-- start Given data --
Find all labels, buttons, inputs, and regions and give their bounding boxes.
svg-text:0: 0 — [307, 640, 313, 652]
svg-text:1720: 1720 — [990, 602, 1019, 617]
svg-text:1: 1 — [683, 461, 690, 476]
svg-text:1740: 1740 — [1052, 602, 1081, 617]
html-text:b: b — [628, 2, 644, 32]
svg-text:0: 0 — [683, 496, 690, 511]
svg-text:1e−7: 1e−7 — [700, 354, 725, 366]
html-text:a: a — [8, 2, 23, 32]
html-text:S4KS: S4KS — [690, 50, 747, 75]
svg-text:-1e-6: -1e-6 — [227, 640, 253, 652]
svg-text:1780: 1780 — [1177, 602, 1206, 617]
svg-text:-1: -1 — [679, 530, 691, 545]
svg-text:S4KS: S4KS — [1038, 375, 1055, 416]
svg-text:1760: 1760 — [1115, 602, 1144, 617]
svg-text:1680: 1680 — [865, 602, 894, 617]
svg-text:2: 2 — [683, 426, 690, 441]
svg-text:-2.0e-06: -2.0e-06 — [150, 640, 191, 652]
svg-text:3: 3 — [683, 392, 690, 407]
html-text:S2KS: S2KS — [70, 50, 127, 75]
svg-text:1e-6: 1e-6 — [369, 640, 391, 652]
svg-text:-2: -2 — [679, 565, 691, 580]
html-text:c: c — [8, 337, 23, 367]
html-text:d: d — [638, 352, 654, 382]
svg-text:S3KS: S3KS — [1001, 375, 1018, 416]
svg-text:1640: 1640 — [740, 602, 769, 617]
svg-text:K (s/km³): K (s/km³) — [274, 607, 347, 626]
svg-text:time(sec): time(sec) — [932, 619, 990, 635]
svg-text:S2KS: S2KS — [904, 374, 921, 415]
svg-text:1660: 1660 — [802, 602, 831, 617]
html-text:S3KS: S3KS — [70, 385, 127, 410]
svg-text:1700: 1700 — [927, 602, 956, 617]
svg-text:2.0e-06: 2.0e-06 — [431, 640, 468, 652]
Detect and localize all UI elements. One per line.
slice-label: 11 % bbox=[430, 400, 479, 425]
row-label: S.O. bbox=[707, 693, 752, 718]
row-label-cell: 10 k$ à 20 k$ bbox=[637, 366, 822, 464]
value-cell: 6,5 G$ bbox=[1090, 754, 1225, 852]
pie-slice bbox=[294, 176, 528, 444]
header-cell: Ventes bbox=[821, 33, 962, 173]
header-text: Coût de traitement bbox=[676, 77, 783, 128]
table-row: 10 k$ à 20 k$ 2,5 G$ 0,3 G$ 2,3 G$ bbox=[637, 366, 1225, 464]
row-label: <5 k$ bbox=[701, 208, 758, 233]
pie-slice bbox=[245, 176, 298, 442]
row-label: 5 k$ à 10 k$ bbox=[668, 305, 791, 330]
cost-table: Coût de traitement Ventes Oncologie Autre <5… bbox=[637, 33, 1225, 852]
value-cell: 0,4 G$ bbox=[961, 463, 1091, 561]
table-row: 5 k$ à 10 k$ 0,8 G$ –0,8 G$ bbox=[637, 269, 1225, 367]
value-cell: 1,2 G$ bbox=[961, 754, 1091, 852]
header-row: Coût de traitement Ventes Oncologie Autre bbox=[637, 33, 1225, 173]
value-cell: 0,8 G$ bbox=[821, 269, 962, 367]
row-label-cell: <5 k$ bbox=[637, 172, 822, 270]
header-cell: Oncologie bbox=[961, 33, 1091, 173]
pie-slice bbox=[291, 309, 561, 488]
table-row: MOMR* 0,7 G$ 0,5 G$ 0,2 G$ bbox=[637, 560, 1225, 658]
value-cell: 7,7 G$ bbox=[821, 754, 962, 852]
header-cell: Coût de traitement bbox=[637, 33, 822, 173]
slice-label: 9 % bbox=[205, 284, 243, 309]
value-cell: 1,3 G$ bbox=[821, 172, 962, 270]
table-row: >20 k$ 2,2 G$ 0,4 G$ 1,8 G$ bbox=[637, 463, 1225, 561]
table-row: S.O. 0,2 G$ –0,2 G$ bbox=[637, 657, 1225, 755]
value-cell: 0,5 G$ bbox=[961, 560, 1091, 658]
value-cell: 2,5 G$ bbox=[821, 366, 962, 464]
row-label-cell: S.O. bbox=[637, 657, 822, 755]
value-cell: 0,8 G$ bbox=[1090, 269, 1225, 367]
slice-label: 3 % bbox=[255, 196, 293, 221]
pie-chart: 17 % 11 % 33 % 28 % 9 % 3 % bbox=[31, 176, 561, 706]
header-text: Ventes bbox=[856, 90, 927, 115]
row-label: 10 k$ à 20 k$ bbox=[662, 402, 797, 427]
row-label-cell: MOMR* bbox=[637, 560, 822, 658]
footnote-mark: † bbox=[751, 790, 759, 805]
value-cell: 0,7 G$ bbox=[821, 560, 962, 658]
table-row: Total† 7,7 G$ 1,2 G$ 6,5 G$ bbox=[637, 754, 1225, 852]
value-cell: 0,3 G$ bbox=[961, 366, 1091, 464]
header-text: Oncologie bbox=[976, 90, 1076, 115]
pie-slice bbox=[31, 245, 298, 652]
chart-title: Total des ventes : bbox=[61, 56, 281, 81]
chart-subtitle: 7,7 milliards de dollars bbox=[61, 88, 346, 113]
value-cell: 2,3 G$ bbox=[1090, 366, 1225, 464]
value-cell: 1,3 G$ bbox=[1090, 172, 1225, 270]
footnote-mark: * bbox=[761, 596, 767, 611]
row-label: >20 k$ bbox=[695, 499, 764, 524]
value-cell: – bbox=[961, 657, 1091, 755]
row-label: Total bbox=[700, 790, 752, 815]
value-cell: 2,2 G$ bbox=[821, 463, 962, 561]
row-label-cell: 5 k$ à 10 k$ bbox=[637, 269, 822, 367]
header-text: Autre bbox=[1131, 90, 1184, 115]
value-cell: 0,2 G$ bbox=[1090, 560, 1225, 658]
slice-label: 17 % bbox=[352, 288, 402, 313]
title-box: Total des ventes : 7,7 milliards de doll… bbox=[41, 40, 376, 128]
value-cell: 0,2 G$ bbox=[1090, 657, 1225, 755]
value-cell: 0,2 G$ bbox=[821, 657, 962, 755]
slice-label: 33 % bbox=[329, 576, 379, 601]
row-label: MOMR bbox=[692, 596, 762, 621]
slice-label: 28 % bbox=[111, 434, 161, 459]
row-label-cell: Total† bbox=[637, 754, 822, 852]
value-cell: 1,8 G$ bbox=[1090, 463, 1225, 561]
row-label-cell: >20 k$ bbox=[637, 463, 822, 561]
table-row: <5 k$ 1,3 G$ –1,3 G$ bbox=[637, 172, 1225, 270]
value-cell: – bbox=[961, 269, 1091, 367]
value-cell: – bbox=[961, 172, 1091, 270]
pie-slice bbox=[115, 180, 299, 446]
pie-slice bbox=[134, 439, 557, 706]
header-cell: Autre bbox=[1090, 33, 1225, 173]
-- end Given data --
▶ **What to do**
Gather every line above that contains the word "Autre" and copy each one out.

▶ **Exercise result**
cost-table: Coût de traitement Ventes Oncologie Autre <5… bbox=[637, 33, 1225, 852]
header-row: Coût de traitement Ventes Oncologie Autre bbox=[637, 33, 1225, 173]
header-text: Autre bbox=[1131, 90, 1184, 115]
header-cell: Autre bbox=[1090, 33, 1225, 173]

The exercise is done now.